In fact the scheme of the Rules clearly indicates that there are permanent
posts and temporary also which are created to meet contingency and it may in
due course be made permanent. It therefore could not be doubted that when
appointment under Rule 22 is contemplated in the service of substantive
vacancies, it may be both temporary and permanent but the vacancy must be in
the cadre. It could not be doubted than a person could only be confirmed when a
permanent post is available for him.
Different
procedure is provided for appointment to a temporary vacancy and to a permanent
vacancy. It was contended that if an officer is promoted to fill in a temporary
post it is done without following the procedure i.e. selection but there is
nothing to indicate as to how and when such appointments were considered and
appointed on probation in a substantive post. Unfortunately the record produced
by the High Court does not indicate this. What has been done it appears is that
for purpose of seniority a date has been given and this has been done
arbitrarily as there is no reason as to why the seniority should be counted
from the date alone. What appears from the scheme of the Rules as provided in
clause (3) of Rule 22 is, that appointment to 411 temporary vacancies shall be
made only from the Nyayik Sewa and as and when a substantive vacancy arises and
the procedure for selection is to be followed, the officers who are appointed
to fill in the temporary posts should be considered first and appointed on
probation if found fit, but it appears that it has not been made clear as to
how and when this was done nor it is clearly stated as to what was the number
of temporary posts created and when those posts became permanent and in our
opinion the High Court will have to examine the matter in the light of the
scheme of the Rules as discussed above. Probation has been provided in Rule 23
which reads:
"(1)

○ ○ ○

Your tasks:
(1) In the passage on the service Rules, from where must appointments to temporary vacancies be made under clause (3) of Rule 22?
(2) Set down the passage on the service Rules word for word between "In fact the" and "available for him.", inclusive.
Work only from the passage on the service Rules; the lines play no part.

Entries shown:

○ ○ ○

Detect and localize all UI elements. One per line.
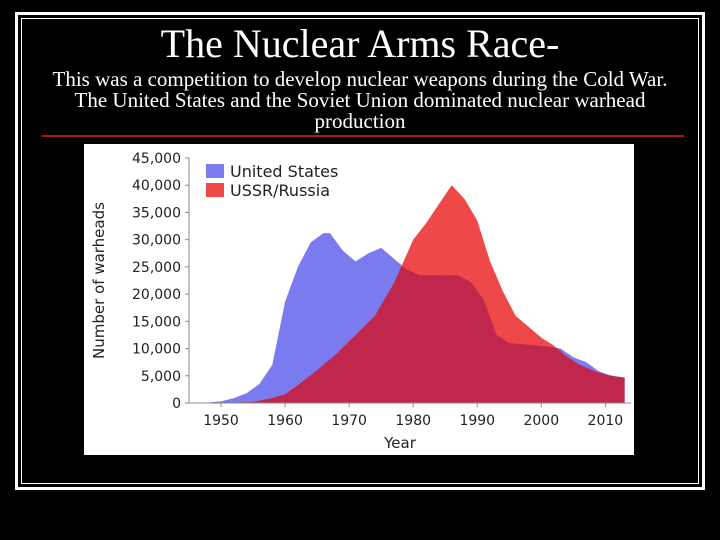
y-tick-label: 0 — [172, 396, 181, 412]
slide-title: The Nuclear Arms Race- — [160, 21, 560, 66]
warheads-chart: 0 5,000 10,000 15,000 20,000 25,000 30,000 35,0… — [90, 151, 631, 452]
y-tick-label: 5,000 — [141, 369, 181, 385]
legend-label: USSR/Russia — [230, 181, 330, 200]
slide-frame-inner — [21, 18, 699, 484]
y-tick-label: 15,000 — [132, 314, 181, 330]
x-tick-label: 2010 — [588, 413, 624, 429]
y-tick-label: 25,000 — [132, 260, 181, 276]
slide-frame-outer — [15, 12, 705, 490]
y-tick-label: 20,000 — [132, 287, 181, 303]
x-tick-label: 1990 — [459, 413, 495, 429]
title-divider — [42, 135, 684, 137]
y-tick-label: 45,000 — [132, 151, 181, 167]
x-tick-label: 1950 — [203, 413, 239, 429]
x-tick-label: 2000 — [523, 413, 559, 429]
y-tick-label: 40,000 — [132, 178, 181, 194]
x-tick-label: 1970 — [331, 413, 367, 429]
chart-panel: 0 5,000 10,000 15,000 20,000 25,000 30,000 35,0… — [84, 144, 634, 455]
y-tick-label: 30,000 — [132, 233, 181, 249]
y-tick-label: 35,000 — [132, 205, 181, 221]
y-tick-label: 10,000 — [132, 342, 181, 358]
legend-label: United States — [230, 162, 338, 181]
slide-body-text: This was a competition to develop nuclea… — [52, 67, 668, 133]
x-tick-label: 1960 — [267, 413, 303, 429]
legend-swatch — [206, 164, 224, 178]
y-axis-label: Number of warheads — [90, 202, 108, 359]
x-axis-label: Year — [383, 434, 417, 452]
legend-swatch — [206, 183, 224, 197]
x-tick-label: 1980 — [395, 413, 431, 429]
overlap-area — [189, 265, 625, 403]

○ ○ ○

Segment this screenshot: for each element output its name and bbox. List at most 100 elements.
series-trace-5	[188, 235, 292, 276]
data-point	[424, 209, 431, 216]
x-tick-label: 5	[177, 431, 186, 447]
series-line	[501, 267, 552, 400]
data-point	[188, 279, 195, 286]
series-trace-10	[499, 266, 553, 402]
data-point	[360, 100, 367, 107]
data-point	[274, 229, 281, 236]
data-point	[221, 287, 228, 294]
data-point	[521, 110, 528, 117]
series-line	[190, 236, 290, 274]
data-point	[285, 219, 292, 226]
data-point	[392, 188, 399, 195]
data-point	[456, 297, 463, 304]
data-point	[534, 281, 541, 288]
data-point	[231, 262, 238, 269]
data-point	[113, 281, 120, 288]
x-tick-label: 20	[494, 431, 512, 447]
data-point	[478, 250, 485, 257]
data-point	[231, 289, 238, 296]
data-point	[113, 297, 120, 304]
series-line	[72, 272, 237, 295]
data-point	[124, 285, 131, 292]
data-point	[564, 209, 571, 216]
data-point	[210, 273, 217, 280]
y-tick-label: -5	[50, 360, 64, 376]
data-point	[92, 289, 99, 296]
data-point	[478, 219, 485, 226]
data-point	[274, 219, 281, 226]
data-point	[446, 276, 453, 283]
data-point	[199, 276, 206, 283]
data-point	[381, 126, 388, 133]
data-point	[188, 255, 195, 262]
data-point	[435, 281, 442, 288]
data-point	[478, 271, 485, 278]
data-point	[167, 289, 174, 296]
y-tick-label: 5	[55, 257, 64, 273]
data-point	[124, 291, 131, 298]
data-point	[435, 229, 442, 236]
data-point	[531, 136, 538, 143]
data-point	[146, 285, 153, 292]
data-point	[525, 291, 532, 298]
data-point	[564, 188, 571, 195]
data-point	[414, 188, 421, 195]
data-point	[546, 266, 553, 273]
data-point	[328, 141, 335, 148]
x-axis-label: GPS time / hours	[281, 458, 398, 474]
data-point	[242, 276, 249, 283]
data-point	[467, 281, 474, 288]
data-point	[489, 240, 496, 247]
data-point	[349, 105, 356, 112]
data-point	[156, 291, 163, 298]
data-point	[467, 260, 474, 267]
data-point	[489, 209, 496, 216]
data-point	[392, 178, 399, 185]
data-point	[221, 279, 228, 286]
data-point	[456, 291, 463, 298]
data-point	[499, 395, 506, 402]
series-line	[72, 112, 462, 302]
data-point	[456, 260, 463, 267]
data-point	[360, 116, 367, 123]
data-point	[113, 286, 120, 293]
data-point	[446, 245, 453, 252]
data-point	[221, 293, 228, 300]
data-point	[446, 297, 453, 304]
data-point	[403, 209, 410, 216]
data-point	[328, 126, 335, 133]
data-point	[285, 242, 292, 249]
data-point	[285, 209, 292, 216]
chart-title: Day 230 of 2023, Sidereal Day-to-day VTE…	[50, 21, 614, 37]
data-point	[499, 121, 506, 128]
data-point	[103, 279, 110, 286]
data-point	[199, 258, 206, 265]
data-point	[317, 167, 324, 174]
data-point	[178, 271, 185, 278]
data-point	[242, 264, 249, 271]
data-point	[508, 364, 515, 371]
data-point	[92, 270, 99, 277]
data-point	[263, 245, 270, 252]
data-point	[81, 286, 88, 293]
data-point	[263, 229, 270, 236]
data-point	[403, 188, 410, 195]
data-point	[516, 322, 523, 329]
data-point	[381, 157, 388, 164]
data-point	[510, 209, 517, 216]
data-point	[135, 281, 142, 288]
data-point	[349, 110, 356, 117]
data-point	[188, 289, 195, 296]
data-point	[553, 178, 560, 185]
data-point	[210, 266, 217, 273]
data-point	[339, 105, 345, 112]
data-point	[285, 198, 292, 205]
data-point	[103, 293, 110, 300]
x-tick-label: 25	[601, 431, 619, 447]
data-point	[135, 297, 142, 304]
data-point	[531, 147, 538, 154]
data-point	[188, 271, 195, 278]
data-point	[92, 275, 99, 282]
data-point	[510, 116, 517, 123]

○ ○ ○

Results for the exercise:
(1) Only from the Nyayik Sewa.

(2)
In fact the scheme of the Rules clearly indicates that there are permanent
posts and temporary also which are created to meet contingency and it may in
due course be made permanent. It therefore could not be doubted that when
appointment under Rule 22 is contemplated in the service of substantive
vacancies, it may be both temporary and permanent but the vacancy must be in
the cadre. It could not be doubted than a person could only be confirmed when a
permanent post is available for him.